→ **Exercise**
Find all lines in the records that include the word "structured", and copy them out.

━━━━━ Stored rows ━━━━━

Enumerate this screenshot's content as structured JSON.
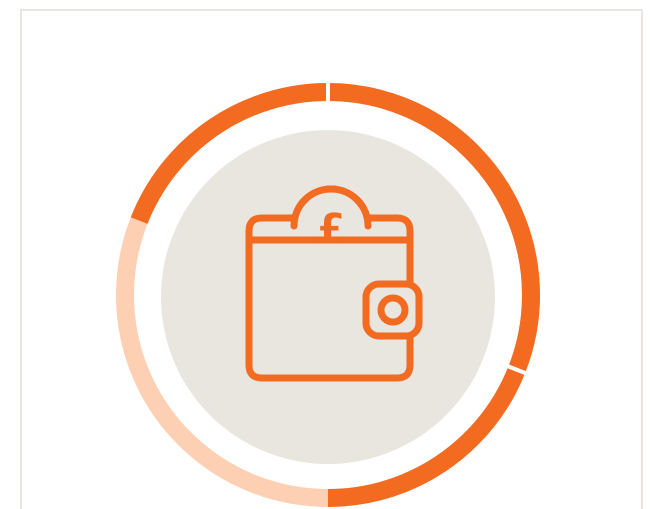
{
  "colors": {
    "ring_filled": "#f26b21",
    "ring_remaining": "#fdd0b3",
    "inner_disc": "#e8e6df",
    "icon_stroke": "#f26b21",
    "card_border": "#e8e6df",
    "background": "#ffffff"
  },
  "progress": {
    "fraction": 0.69
  },
  "icon": {
    "name": "wallet-with-pound-coin-icon",
    "currency_symbol": "£"
  }
}
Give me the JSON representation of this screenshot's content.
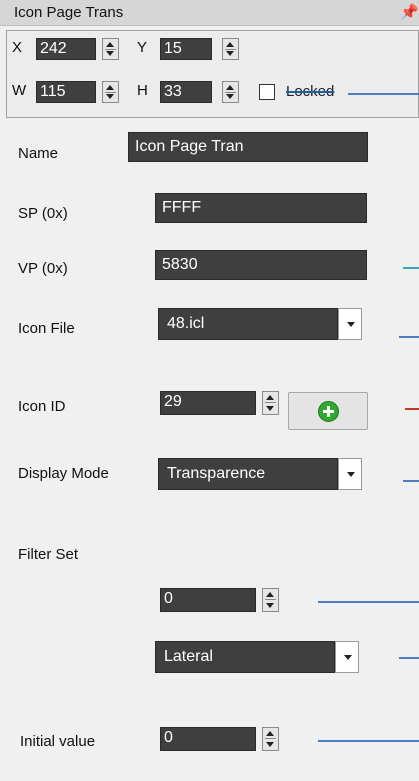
{
  "window": {
    "title": "Icon Page Trans",
    "pin_icon": "pin-icon"
  },
  "geometry": {
    "x_label": "X",
    "x_value": "242",
    "y_label": "Y",
    "y_value": "15",
    "w_label": "W",
    "w_value": "115",
    "h_label": "H",
    "h_value": "33",
    "locked_label": "Locked",
    "locked_checked": false
  },
  "props": {
    "name_label": "Name",
    "name_value": "Icon Page Tran",
    "sp_label": "SP (0x)",
    "sp_value": "FFFF",
    "vp_label": "VP (0x)",
    "vp_value": "5830",
    "iconfile_label": "Icon File",
    "iconfile_value": "48.icl",
    "iconid_label": "Icon ID",
    "iconid_value": "29",
    "displaymode_label": "Display Mode",
    "displaymode_value": "Transparence",
    "filterset_label": "Filter Set",
    "filterset_value": "0",
    "filtermode_value": "Lateral",
    "initial_label": "Initial value",
    "initial_value": "0"
  },
  "colors": {
    "field_bg": "#3f3f3f",
    "connector_blue": "#4a7fc1",
    "connector_teal": "#3aa7b5",
    "connector_red": "#c0392b",
    "add_icon_green": "#2fa82f"
  }
}
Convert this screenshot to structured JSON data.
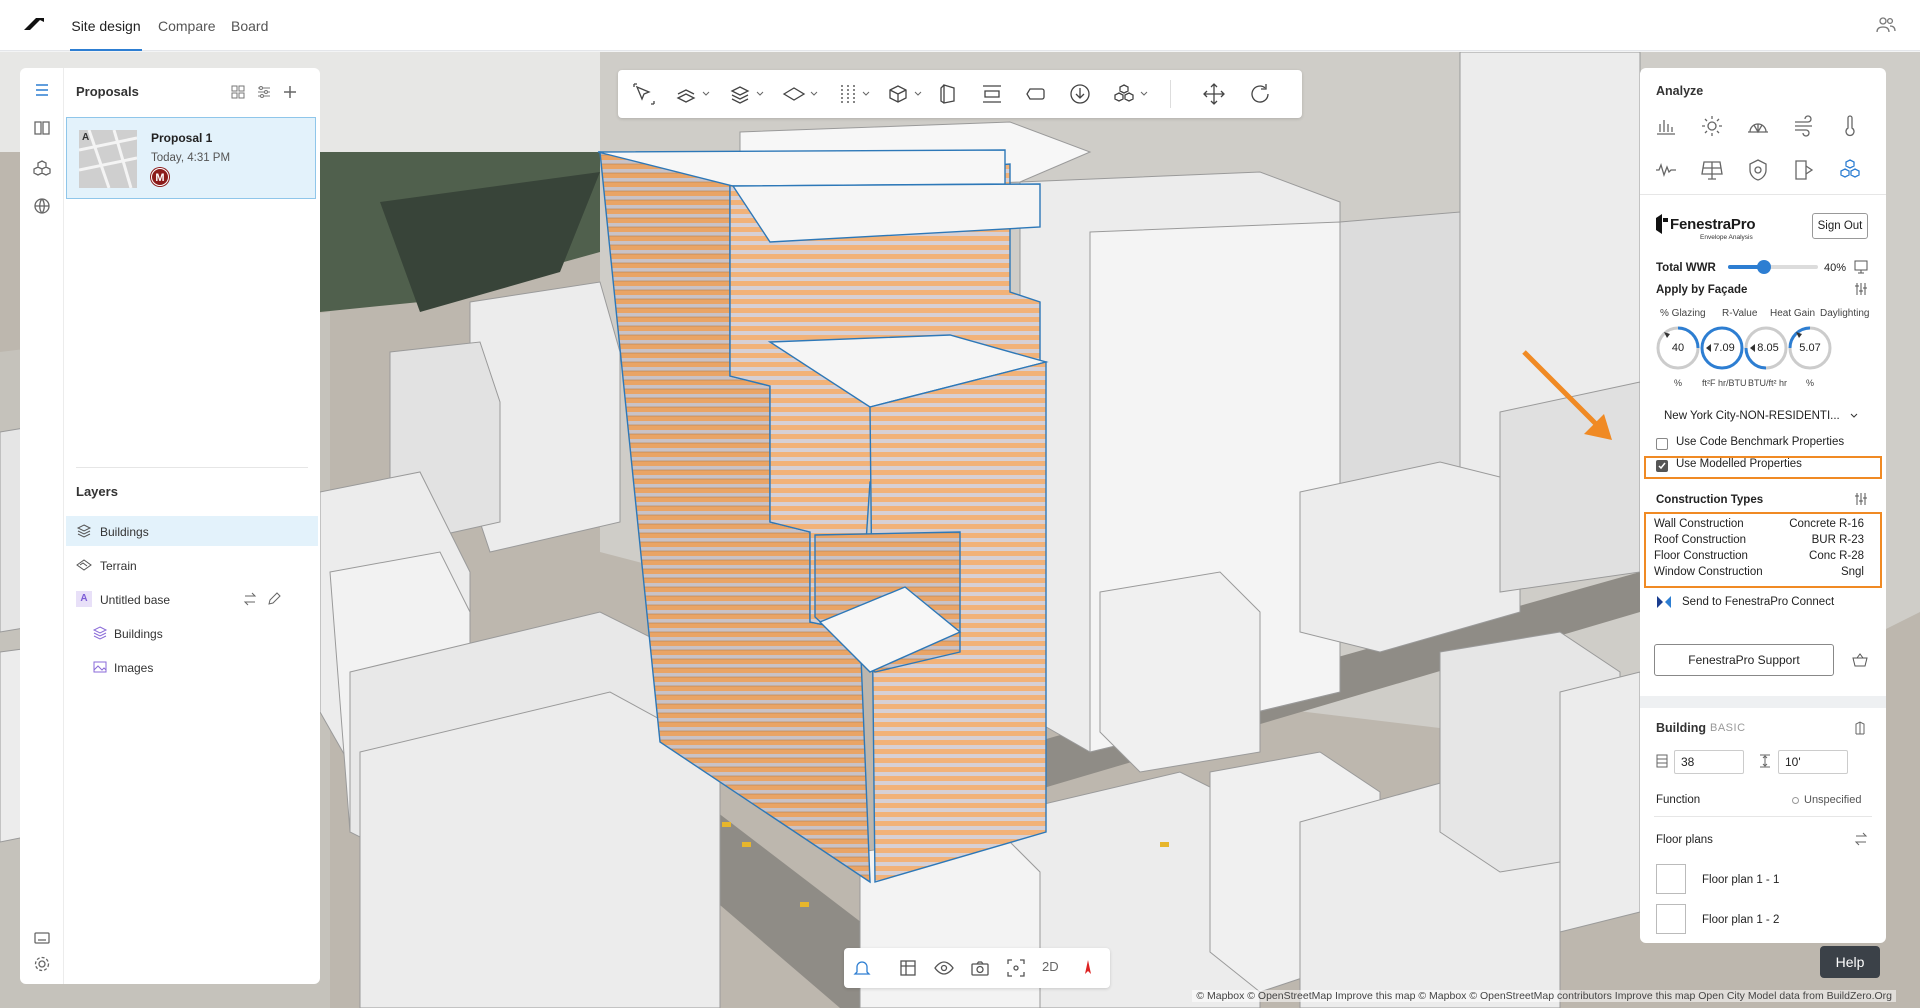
{
  "topbar": {
    "tabs": [
      "Site design",
      "Compare",
      "Board"
    ]
  },
  "proposals": {
    "title": "Proposals",
    "card": {
      "badge": "A",
      "name": "Proposal 1",
      "time": "Today, 4:31 PM",
      "avatar": "M"
    }
  },
  "layers": {
    "title": "Layers",
    "items": [
      {
        "label": "Buildings",
        "icon": "layers-icon"
      },
      {
        "label": "Terrain",
        "icon": "terrain-icon"
      },
      {
        "label": "Untitled base",
        "icon": "base-icon",
        "badge": "A"
      },
      {
        "label": "Buildings",
        "icon": "buildings-icon"
      },
      {
        "label": "Images",
        "icon": "image-icon"
      }
    ]
  },
  "toolbar": {
    "icons": [
      "select-icon",
      "draw-building-icon",
      "stack-icon",
      "plane-icon",
      "split-icon",
      "box-icon",
      "cube-icon",
      "align-icon",
      "tag-icon",
      "download-icon",
      "components-icon",
      "move-icon",
      "rotate-icon"
    ]
  },
  "bottombar": {
    "mode_label": "2D"
  },
  "analyze": {
    "title": "Analyze",
    "icons": [
      "chart-icon",
      "sun-icon",
      "dome-icon",
      "wind-icon",
      "thermometer-icon",
      "noise-icon",
      "solar-panel-icon",
      "shield-icon",
      "daylight-icon",
      "fenestra-icon"
    ]
  },
  "fenestra": {
    "name": "FenestraPro",
    "subtitle": "Envelope Analysis",
    "sign_out": "Sign Out",
    "total_wwr_label": "Total WWR",
    "total_wwr_value": "40%",
    "total_wwr_fraction": 0.4,
    "apply_by_facade": "Apply by Façade",
    "metrics": [
      {
        "label": "% Glazing",
        "value": "40",
        "unit": "%"
      },
      {
        "label": "R-Value",
        "value": "7.09",
        "unit": "ft²F hr/BTU"
      },
      {
        "label": "Heat Gain",
        "value": "8.05",
        "unit": "BTU/ft² hr"
      },
      {
        "label": "Daylighting",
        "value": "5.07",
        "unit": "%"
      }
    ],
    "benchmark_select": "New York City-NON-RESIDENTI...",
    "use_code_benchmark": "Use Code Benchmark Properties",
    "use_modelled": "Use Modelled Properties",
    "construction_types_title": "Construction Types",
    "construction_types": [
      {
        "label": "Wall Construction",
        "value": "Concrete R-16"
      },
      {
        "label": "Roof Construction",
        "value": "BUR R-23"
      },
      {
        "label": "Floor Construction",
        "value": "Conc R-28"
      },
      {
        "label": "Window Construction",
        "value": "Sngl"
      }
    ],
    "send_label": "Send to FenestraPro Connect",
    "support_label": "FenestraPro Support"
  },
  "building": {
    "title": "Building",
    "tag": "BASIC",
    "floors": "38",
    "floor_height": "10'",
    "function_label": "Function",
    "function_value": "Unspecified",
    "floor_plans_title": "Floor plans",
    "floor_plans": [
      "Floor plan 1 - 1",
      "Floor plan 1 - 2"
    ]
  },
  "map": {
    "attribution": "© Mapbox © OpenStreetMap  Improve this map © Mapbox © OpenStreetMap contributors  Improve this map  Open City Model data from BuildZero.Org",
    "help": "Help"
  },
  "colors": {
    "accent": "#2d7ed2",
    "highlight": "#f08a24",
    "facade": "#e8a063"
  }
}
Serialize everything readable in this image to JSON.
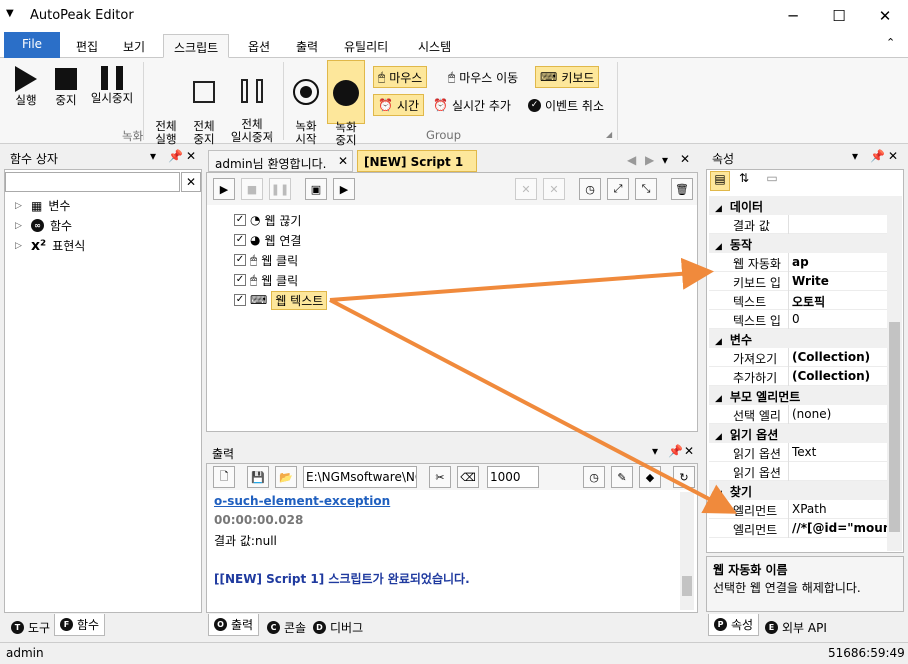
{
  "window": {
    "title": "AutoPeak Editor",
    "minimize": "─",
    "maximize": "☐",
    "close": "✕",
    "menu_glyph": "▼"
  },
  "ribbon_tabs": [
    "File",
    "편집",
    "보기",
    "스크립트",
    "옵션",
    "출력",
    "유틸리티",
    "시스템"
  ],
  "ribbon": {
    "run": "실행",
    "stop": "중지",
    "pause": "일시중지",
    "run_all": "전체\n실행",
    "stop_all": "전체\n중지",
    "pause_all": "전체\n일시중지",
    "record_group": "녹화",
    "rec_start": "녹화\n시작",
    "rec_stop": "녹화\n중지",
    "mouse": "마우스",
    "mouse_move": "마우스 이동",
    "keyboard": "키보드",
    "time": "시간",
    "realtime_add": "실시간 추가",
    "event_cancel": "이벤트 취소",
    "group_label": "Group",
    "collapse": "⌃"
  },
  "function_box": {
    "title": "함수 상자",
    "search_clear": "✕",
    "items": [
      "변수",
      "함수",
      "표현식"
    ],
    "tabs": [
      "도구",
      "함수"
    ]
  },
  "doc_tabs": [
    "admin님 환영합니다.",
    "[NEW] Script 1"
  ],
  "script_rows": [
    "웹 끊기",
    "웹 연결",
    "웹 클릭",
    "웹 클릭",
    "웹 텍스트"
  ],
  "output": {
    "title": "출력",
    "path": "E:\\NGMsoftware\\NG",
    "count": "1000",
    "lines": [
      "o-such-element-exception",
      "00:00:00.028",
      "결과 값:null",
      "[[NEW] Script 1] 스크립트가 완료되었습니다."
    ],
    "tabs": [
      "출력",
      "콘솔",
      "디버그"
    ]
  },
  "properties": {
    "title": "속성",
    "categories": {
      "data": "데이터",
      "action": "동작",
      "variable": "변수",
      "parent": "부모 엘리먼트",
      "read": "읽기 옵션",
      "find": "찾기"
    },
    "rows": {
      "result": {
        "k": "결과 값",
        "v": ""
      },
      "web_auto": {
        "k": "웹 자동화",
        "v": "ap"
      },
      "keyboard_in": {
        "k": "키보드 입",
        "v": "Write"
      },
      "text": {
        "k": "텍스트",
        "v": "오토픽"
      },
      "text_in": {
        "k": "텍스트 입",
        "v": "0"
      },
      "get": {
        "k": "가져오기",
        "v": "(Collection)"
      },
      "add": {
        "k": "추가하기",
        "v": "(Collection)"
      },
      "select_el": {
        "k": "선택 엘리",
        "v": "(none)"
      },
      "read_opt1": {
        "k": "읽기 옵션",
        "v": "Text"
      },
      "read_opt2": {
        "k": "읽기 옵션",
        "v": ""
      },
      "element1": {
        "k": "엘리먼트",
        "v": "XPath"
      },
      "element2": {
        "k": "엘리먼트",
        "v": "//*[@id=\"mount"
      }
    },
    "desc_title": "웹 자동화 이름",
    "desc_text": "선택한 웹 연결을 해제합니다.",
    "tabs": [
      "속성",
      "외부 API"
    ]
  },
  "status": {
    "user": "admin",
    "time": "51686:59:49"
  },
  "colors": {
    "accent": "#2b6fc8",
    "highlight": "#fde79b",
    "arrow": "#f08a3c",
    "link": "#1f5fbf"
  }
}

━━━━━

→ **Output for this exercise**
Enumerate this screenshot's content as structured JSON.
Convert this screenshot to structured JSON data.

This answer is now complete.